What the exercise asks: Your task is to reproduce exactly the lines from the line with "Output a JSON" through the end of the records below.

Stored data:
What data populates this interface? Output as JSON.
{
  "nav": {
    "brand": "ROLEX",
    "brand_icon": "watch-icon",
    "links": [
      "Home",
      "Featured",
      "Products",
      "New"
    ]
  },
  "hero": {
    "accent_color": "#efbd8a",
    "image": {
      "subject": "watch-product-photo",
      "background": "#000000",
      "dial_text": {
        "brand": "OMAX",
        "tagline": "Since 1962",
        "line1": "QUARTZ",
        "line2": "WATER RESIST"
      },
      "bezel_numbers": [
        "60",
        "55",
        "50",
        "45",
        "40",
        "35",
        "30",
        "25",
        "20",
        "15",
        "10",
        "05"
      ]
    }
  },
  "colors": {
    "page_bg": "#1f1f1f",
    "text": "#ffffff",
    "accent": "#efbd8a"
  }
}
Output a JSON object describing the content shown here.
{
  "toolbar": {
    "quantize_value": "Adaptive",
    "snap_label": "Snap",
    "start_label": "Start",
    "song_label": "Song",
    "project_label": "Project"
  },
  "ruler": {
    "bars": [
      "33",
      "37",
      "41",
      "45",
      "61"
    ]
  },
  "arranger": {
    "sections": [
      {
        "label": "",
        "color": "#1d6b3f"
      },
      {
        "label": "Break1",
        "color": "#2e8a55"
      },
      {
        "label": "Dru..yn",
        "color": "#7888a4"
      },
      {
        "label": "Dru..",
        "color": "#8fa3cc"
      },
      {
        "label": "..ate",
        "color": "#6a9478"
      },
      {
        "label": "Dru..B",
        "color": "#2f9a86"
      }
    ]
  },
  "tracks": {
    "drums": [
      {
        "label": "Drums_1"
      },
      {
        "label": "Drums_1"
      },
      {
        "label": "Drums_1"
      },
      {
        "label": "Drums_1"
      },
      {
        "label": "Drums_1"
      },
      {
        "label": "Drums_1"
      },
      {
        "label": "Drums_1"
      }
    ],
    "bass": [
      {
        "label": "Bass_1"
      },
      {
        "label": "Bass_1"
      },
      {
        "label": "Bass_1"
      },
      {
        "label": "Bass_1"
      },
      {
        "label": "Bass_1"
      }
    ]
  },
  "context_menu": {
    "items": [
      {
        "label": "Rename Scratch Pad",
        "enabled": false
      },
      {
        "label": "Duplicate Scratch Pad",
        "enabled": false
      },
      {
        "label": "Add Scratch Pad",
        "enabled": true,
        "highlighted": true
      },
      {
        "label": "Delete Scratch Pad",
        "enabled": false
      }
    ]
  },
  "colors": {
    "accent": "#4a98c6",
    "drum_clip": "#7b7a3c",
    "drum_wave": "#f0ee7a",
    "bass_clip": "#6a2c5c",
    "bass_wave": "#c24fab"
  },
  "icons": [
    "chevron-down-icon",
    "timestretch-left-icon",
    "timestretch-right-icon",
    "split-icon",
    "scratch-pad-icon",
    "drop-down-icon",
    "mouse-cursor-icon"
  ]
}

Full answer:
Output a JSON object describing the content shown here.
{
  "toolbar": {
    "quantize_value": "Adaptive",
    "snap_label": "Snap",
    "start_label": "Start",
    "song_label": "Song",
    "project_label": "Project"
  },
  "ruler": {
    "bars": [
      "33",
      "37",
      "41",
      "45",
      "61"
    ]
  },
  "arranger": {
    "sections": [
      {
        "label": "",
        "color": "#1d6b3f"
      },
      {
        "label": "Break1",
        "color": "#2e8a55"
      },
      {
        "label": "Dru..yn",
        "color": "#7888a4"
      },
      {
        "label": "Dru..",
        "color": "#8fa3cc"
      },
      {
        "label": "..ate",
        "color": "#6a9478"
      },
      {
        "label": "Dru..B",
        "color": "#2f9a86"
      }
    ]
  },
  "tracks": {
    "drums": [
      {
        "label": "Drums_1"
      },
      {
        "label": "Drums_1"
      },
      {
        "label": "Drums_1"
      },
      {
        "label": "Drums_1"
      },
      {
        "label": "Drums_1"
      },
      {
        "label": "Drums_1"
      },
      {
        "label": "Drums_1"
      }
    ],
    "bass": [
      {
        "label": "Bass_1"
      },
      {
        "label": "Bass_1"
      },
      {
        "label": "Bass_1"
      },
      {
        "label": "Bass_1"
      },
      {
        "label": "Bass_1"
      }
    ]
  },
  "context_menu": {
    "items": [
      {
        "label": "Rename Scratch Pad",
        "enabled": false
      },
      {
        "label": "Duplicate Scratch Pad",
        "enabled": false
      },
      {
        "label": "Add Scratch Pad",
        "enabled": true,
        "highlighted": true
      },
      {
        "label": "Delete Scratch Pad",
        "enabled": false
      }
    ]
  },
  "colors": {
    "accent": "#4a98c6",
    "drum_clip": "#7b7a3c",
    "drum_wave": "#f0ee7a",
    "bass_clip": "#6a2c5c",
    "bass_wave": "#c24fab"
  },
  "icons": [
    "chevron-down-icon",
    "timestretch-left-icon",
    "timestretch-right-icon",
    "split-icon",
    "scratch-pad-icon",
    "drop-down-icon",
    "mouse-cursor-icon"
  ]
}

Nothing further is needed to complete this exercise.